**Directive:** Transcribe all of the data exactly. Omit the pictures.

========

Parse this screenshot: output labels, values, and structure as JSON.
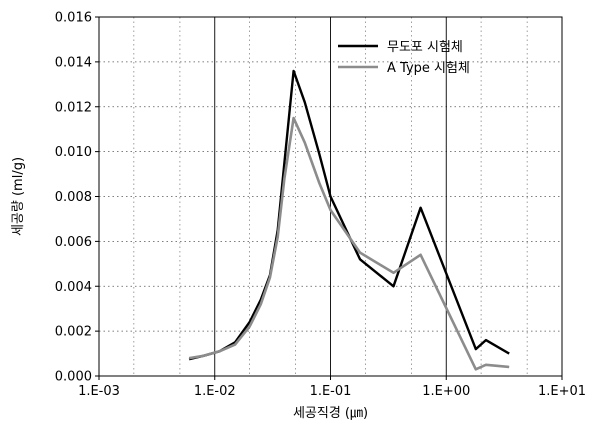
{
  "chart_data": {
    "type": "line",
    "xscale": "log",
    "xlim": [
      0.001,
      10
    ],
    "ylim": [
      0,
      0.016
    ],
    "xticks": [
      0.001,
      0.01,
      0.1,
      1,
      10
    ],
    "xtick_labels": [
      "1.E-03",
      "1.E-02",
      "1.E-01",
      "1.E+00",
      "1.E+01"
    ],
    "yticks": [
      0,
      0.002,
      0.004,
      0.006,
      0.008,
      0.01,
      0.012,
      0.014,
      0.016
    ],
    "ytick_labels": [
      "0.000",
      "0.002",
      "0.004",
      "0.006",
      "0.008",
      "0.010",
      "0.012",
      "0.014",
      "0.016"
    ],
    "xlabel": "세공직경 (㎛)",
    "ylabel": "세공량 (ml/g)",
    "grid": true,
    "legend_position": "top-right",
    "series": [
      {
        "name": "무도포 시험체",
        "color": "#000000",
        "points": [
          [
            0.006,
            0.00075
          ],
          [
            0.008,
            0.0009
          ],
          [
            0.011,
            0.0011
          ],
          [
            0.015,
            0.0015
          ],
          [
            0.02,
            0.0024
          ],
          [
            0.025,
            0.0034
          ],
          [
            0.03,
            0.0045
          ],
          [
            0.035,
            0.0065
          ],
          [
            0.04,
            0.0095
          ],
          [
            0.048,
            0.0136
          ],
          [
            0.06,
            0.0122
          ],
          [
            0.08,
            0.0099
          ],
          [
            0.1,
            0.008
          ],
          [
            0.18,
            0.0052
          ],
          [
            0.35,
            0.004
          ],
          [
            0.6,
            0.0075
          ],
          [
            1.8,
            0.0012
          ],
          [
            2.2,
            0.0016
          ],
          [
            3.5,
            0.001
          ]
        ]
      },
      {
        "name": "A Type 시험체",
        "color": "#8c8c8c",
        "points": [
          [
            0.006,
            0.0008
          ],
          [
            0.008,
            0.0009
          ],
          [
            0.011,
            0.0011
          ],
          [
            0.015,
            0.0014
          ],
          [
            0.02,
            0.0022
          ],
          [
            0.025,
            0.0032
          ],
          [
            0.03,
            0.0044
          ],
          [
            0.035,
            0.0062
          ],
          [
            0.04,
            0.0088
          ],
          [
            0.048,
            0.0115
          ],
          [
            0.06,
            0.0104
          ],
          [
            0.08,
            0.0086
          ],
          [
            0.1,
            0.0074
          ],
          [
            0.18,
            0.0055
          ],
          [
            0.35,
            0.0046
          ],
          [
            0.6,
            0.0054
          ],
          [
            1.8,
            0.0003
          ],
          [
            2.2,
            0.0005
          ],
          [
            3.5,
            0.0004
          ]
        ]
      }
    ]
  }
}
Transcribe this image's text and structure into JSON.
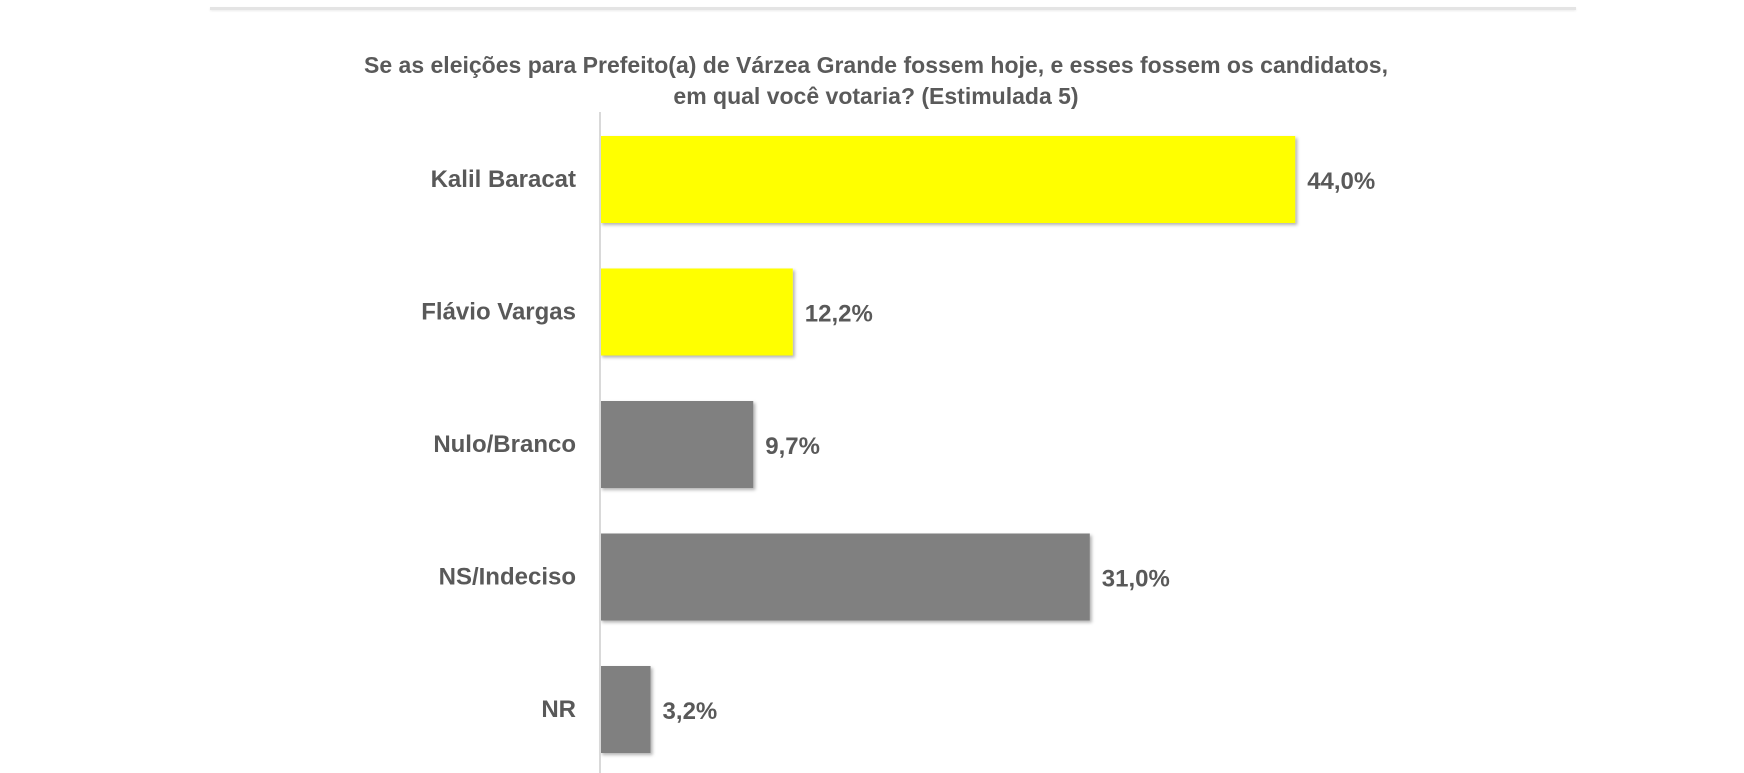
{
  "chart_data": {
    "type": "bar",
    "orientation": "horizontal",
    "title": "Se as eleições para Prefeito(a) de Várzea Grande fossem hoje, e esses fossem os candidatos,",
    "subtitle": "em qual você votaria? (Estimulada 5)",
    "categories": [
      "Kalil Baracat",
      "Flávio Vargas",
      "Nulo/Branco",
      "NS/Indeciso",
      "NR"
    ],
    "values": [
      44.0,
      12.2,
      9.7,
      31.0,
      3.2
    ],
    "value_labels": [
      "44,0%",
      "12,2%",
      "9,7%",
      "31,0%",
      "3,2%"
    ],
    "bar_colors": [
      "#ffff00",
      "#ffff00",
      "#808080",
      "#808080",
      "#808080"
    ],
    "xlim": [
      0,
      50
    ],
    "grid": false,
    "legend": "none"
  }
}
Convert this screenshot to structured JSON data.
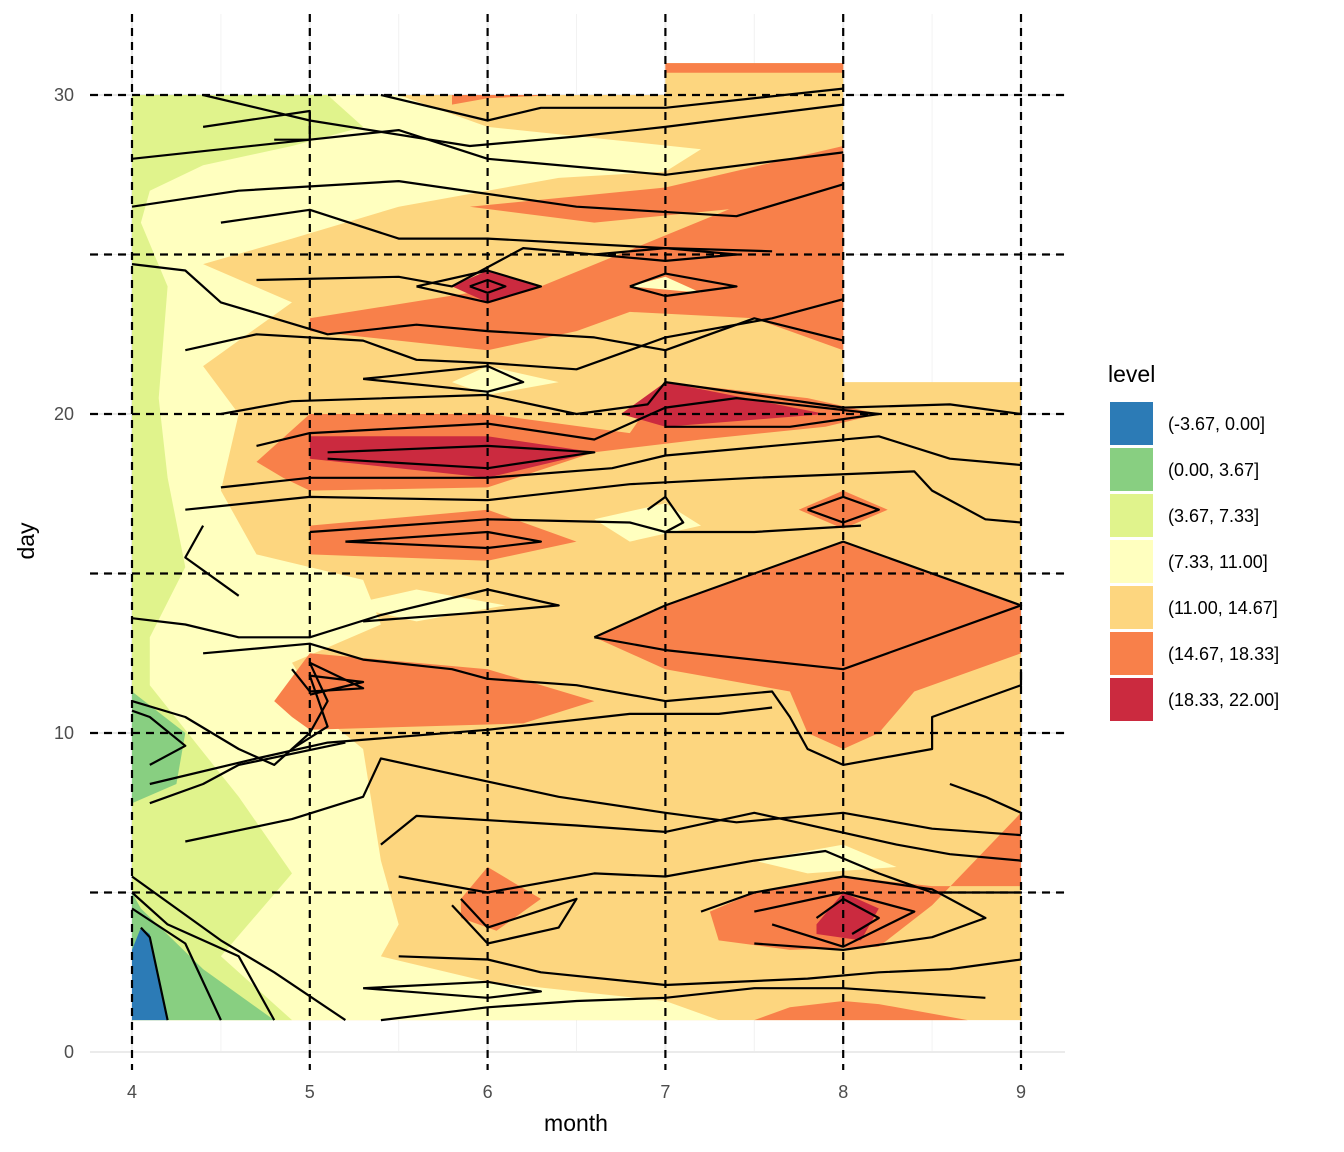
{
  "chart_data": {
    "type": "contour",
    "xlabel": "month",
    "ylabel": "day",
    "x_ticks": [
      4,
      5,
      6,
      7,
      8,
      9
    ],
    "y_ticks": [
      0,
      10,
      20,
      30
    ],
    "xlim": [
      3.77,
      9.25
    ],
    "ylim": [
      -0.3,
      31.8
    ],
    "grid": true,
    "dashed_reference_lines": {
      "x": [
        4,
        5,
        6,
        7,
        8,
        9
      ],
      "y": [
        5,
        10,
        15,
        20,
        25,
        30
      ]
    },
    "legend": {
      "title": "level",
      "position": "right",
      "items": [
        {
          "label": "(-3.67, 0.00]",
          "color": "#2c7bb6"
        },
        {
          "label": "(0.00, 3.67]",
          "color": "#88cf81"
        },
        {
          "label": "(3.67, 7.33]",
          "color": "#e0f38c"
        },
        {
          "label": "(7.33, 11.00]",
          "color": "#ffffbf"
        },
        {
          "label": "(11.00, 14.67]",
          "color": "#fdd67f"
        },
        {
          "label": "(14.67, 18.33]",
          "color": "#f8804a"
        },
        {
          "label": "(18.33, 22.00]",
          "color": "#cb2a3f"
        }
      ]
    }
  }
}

========

**Task solution:**
Parse this screenshot: output labels, values, and structure as JSON.
{
  "chart_data": {
    "type": "line",
    "xscale": "log",
    "xlim": [
      0.001,
      10
    ],
    "ylim": [
      0,
      0.016
    ],
    "xticks": [
      0.001,
      0.01,
      0.1,
      1,
      10
    ],
    "xtick_labels": [
      "1.E-03",
      "1.E-02",
      "1.E-01",
      "1.E+00",
      "1.E+01"
    ],
    "yticks": [
      0,
      0.002,
      0.004,
      0.006,
      0.008,
      0.01,
      0.012,
      0.014,
      0.016
    ],
    "ytick_labels": [
      "0.000",
      "0.002",
      "0.004",
      "0.006",
      "0.008",
      "0.010",
      "0.012",
      "0.014",
      "0.016"
    ],
    "xlabel": "세공직경 (㎛)",
    "ylabel": "세공량 (ml/g)",
    "grid": true,
    "legend_position": "top-right",
    "series": [
      {
        "name": "무도포 시험체",
        "color": "#000000",
        "points": [
          [
            0.006,
            0.00075
          ],
          [
            0.008,
            0.0009
          ],
          [
            0.011,
            0.0011
          ],
          [
            0.015,
            0.0015
          ],
          [
            0.02,
            0.0024
          ],
          [
            0.025,
            0.0034
          ],
          [
            0.03,
            0.0045
          ],
          [
            0.035,
            0.0065
          ],
          [
            0.04,
            0.0095
          ],
          [
            0.048,
            0.0136
          ],
          [
            0.06,
            0.0122
          ],
          [
            0.08,
            0.0099
          ],
          [
            0.1,
            0.008
          ],
          [
            0.18,
            0.0052
          ],
          [
            0.35,
            0.004
          ],
          [
            0.6,
            0.0075
          ],
          [
            1.8,
            0.0012
          ],
          [
            2.2,
            0.0016
          ],
          [
            3.5,
            0.001
          ]
        ]
      },
      {
        "name": "A Type 시험체",
        "color": "#8c8c8c",
        "points": [
          [
            0.006,
            0.0008
          ],
          [
            0.008,
            0.0009
          ],
          [
            0.011,
            0.0011
          ],
          [
            0.015,
            0.0014
          ],
          [
            0.02,
            0.0022
          ],
          [
            0.025,
            0.0032
          ],
          [
            0.03,
            0.0044
          ],
          [
            0.035,
            0.0062
          ],
          [
            0.04,
            0.0088
          ],
          [
            0.048,
            0.0115
          ],
          [
            0.06,
            0.0104
          ],
          [
            0.08,
            0.0086
          ],
          [
            0.1,
            0.0074
          ],
          [
            0.18,
            0.0055
          ],
          [
            0.35,
            0.0046
          ],
          [
            0.6,
            0.0054
          ],
          [
            1.8,
            0.0003
          ],
          [
            2.2,
            0.0005
          ],
          [
            3.5,
            0.0004
          ]
        ]
      }
    ]
  }
}
Transcribe this image's text and structure into JSON.
{
  "chart_data": {
    "type": "bar",
    "orientation": "horizontal",
    "title": "Se as eleições para Prefeito(a) de Várzea Grande fossem hoje, e esses fossem os candidatos,",
    "subtitle": "em qual você votaria? (Estimulada 5)",
    "categories": [
      "Kalil Baracat",
      "Flávio Vargas",
      "Nulo/Branco",
      "NS/Indeciso",
      "NR"
    ],
    "values": [
      44.0,
      12.2,
      9.7,
      31.0,
      3.2
    ],
    "value_labels": [
      "44,0%",
      "12,2%",
      "9,7%",
      "31,0%",
      "3,2%"
    ],
    "bar_colors": [
      "#ffff00",
      "#ffff00",
      "#808080",
      "#808080",
      "#808080"
    ],
    "xlim": [
      0,
      50
    ],
    "grid": false,
    "legend": "none"
  }
}
Convert this screenshot to structured JSON data.
{
  "chart_data": {
    "type": "contour",
    "xlabel": "month",
    "ylabel": "day",
    "x_ticks": [
      4,
      5,
      6,
      7,
      8,
      9
    ],
    "y_ticks": [
      0,
      10,
      20,
      30
    ],
    "xlim": [
      3.77,
      9.25
    ],
    "ylim": [
      -0.3,
      31.8
    ],
    "grid": true,
    "dashed_reference_lines": {
      "x": [
        4,
        5,
        6,
        7,
        8,
        9
      ],
      "y": [
        5,
        10,
        15,
        20,
        25,
        30
      ]
    },
    "legend": {
      "title": "level",
      "position": "right",
      "items": [
        {
          "label": "(-3.67, 0.00]",
          "color": "#2c7bb6"
        },
        {
          "label": "(0.00, 3.67]",
          "color": "#88cf81"
        },
        {
          "label": "(3.67, 7.33]",
          "color": "#e0f38c"
        },
        {
          "label": "(7.33, 11.00]",
          "color": "#ffffbf"
        },
        {
          "label": "(11.00, 14.67]",
          "color": "#fdd67f"
        },
        {
          "label": "(14.67, 18.33]",
          "color": "#f8804a"
        },
        {
          "label": "(18.33, 22.00]",
          "color": "#cb2a3f"
        }
      ]
    }
  }
}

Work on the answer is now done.